Given instruction:
Search the material below for the word "ТЕСЬМА" and copy every line in which it occurs.

Material for the task:
* begin *
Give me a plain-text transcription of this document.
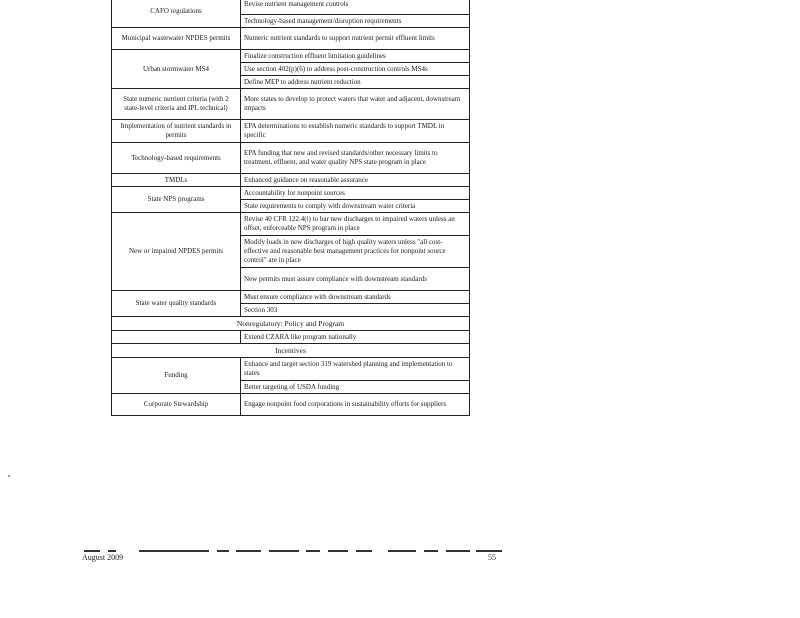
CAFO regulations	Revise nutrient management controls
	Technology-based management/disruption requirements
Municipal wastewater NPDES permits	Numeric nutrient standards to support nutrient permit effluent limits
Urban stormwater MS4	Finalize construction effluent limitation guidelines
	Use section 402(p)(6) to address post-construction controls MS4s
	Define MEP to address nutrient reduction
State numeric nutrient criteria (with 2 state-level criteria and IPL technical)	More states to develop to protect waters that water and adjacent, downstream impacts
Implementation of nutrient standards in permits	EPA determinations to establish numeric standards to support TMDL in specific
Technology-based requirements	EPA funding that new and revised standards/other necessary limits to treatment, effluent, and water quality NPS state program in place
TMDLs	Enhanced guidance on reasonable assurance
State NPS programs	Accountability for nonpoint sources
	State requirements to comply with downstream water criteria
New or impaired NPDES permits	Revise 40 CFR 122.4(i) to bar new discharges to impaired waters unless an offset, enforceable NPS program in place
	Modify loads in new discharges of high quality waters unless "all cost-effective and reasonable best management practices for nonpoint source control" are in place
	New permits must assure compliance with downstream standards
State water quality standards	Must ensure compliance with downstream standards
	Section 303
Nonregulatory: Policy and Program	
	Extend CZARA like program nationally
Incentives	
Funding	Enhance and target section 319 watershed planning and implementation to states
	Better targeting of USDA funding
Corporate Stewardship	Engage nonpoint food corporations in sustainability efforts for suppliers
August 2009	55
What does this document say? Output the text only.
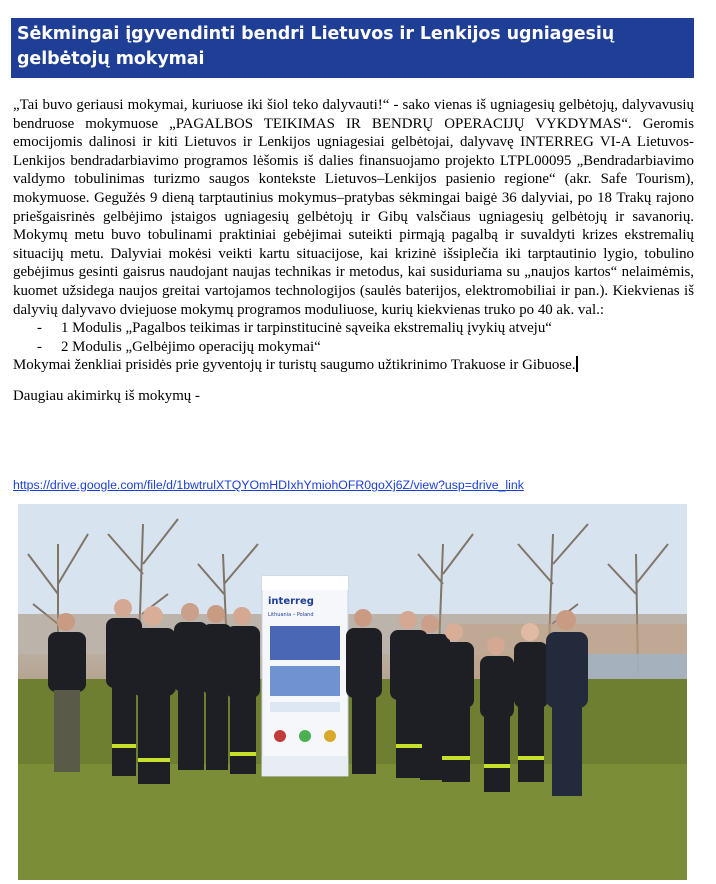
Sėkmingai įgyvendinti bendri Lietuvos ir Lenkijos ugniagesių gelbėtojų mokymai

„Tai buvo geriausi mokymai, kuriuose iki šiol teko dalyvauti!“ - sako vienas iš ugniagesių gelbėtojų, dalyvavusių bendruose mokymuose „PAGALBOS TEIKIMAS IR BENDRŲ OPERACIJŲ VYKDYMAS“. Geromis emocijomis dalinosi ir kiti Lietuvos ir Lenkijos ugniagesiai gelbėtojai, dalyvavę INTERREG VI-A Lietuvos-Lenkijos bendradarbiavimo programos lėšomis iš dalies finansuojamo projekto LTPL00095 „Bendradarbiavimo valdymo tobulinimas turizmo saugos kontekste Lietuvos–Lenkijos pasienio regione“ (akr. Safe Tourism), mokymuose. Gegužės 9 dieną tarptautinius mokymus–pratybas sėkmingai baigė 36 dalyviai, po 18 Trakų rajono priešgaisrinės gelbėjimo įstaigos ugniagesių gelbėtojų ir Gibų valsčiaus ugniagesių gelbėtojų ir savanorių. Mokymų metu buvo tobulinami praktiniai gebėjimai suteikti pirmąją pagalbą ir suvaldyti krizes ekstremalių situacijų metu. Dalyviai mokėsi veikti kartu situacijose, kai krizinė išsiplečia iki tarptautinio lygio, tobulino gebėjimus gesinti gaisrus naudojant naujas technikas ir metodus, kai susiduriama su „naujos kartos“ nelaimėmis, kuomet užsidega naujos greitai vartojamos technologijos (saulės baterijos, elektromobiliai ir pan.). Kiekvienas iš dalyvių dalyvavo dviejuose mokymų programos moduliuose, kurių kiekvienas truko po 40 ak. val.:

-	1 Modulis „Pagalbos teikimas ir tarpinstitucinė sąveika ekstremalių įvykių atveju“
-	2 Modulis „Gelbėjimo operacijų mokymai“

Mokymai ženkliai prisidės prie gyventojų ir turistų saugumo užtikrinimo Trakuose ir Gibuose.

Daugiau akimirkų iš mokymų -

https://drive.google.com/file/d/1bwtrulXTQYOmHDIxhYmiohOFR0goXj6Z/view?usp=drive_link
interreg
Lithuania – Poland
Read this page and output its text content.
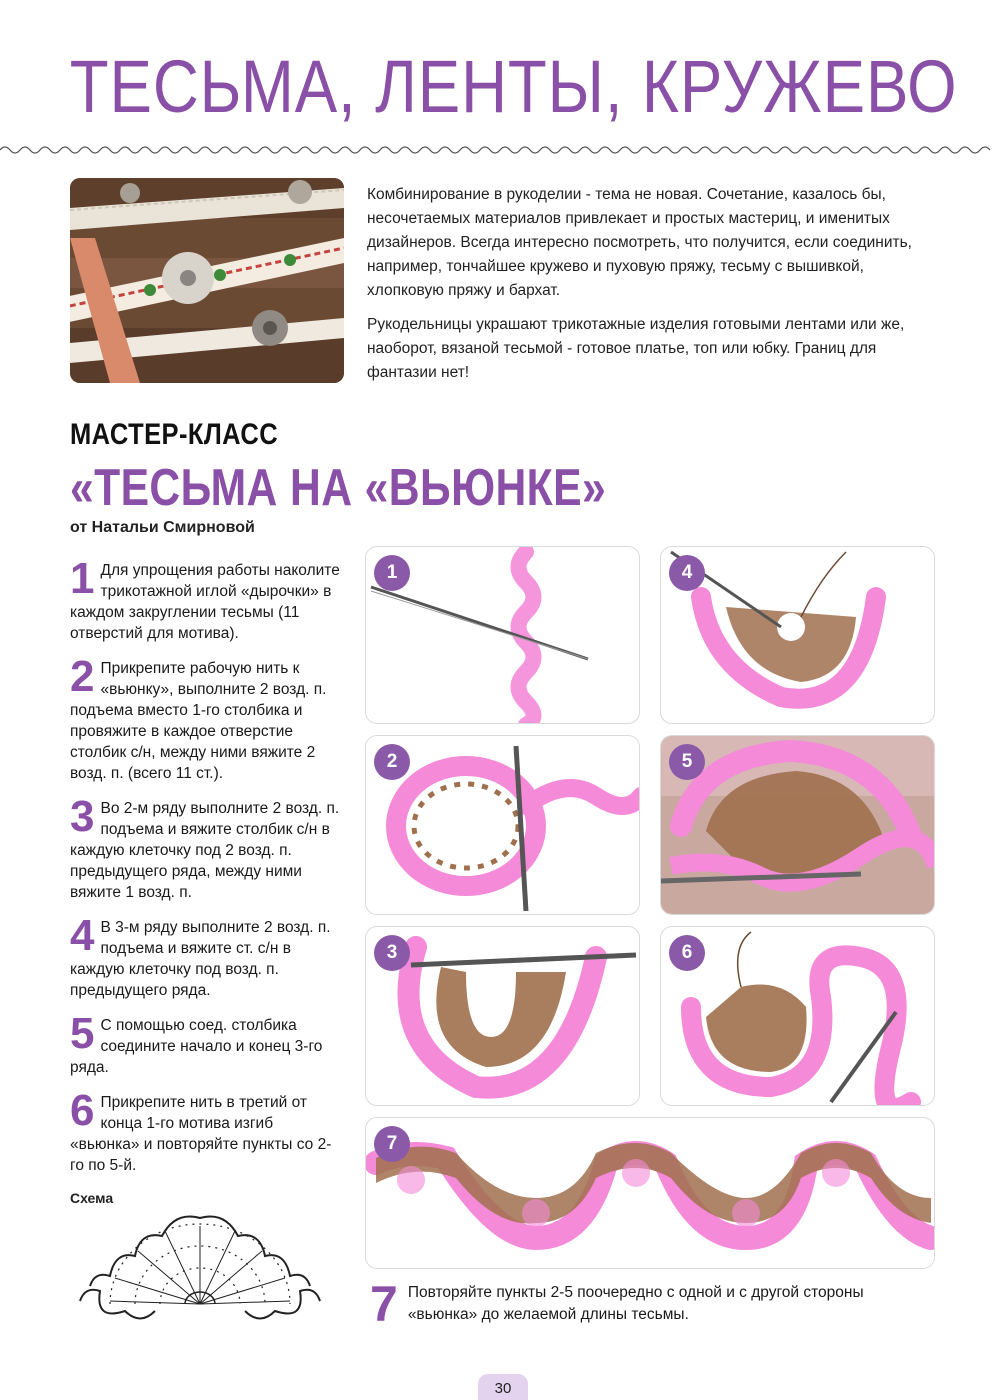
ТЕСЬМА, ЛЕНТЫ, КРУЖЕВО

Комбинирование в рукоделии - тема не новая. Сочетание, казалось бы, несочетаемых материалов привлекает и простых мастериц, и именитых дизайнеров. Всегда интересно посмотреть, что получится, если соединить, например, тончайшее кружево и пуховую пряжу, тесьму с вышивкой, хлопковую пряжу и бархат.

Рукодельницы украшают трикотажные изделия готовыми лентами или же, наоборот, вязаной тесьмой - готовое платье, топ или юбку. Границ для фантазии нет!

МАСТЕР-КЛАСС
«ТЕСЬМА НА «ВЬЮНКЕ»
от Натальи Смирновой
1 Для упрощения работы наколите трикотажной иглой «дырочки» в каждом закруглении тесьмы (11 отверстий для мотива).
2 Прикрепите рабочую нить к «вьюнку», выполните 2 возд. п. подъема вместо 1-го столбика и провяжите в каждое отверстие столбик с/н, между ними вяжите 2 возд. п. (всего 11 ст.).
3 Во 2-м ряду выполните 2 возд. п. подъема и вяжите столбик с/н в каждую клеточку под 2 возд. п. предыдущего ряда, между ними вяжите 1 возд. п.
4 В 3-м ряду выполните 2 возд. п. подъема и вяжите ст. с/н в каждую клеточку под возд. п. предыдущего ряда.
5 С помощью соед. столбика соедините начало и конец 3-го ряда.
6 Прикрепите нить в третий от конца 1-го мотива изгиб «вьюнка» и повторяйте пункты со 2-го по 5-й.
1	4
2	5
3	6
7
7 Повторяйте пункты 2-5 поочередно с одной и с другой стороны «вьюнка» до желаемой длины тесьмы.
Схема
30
* end *
Answer to the task:
ТЕСЬМА, ЛЕНТЫ, КРУЖЕВО
«ТЕСЬМА НА «ВЬЮНКЕ»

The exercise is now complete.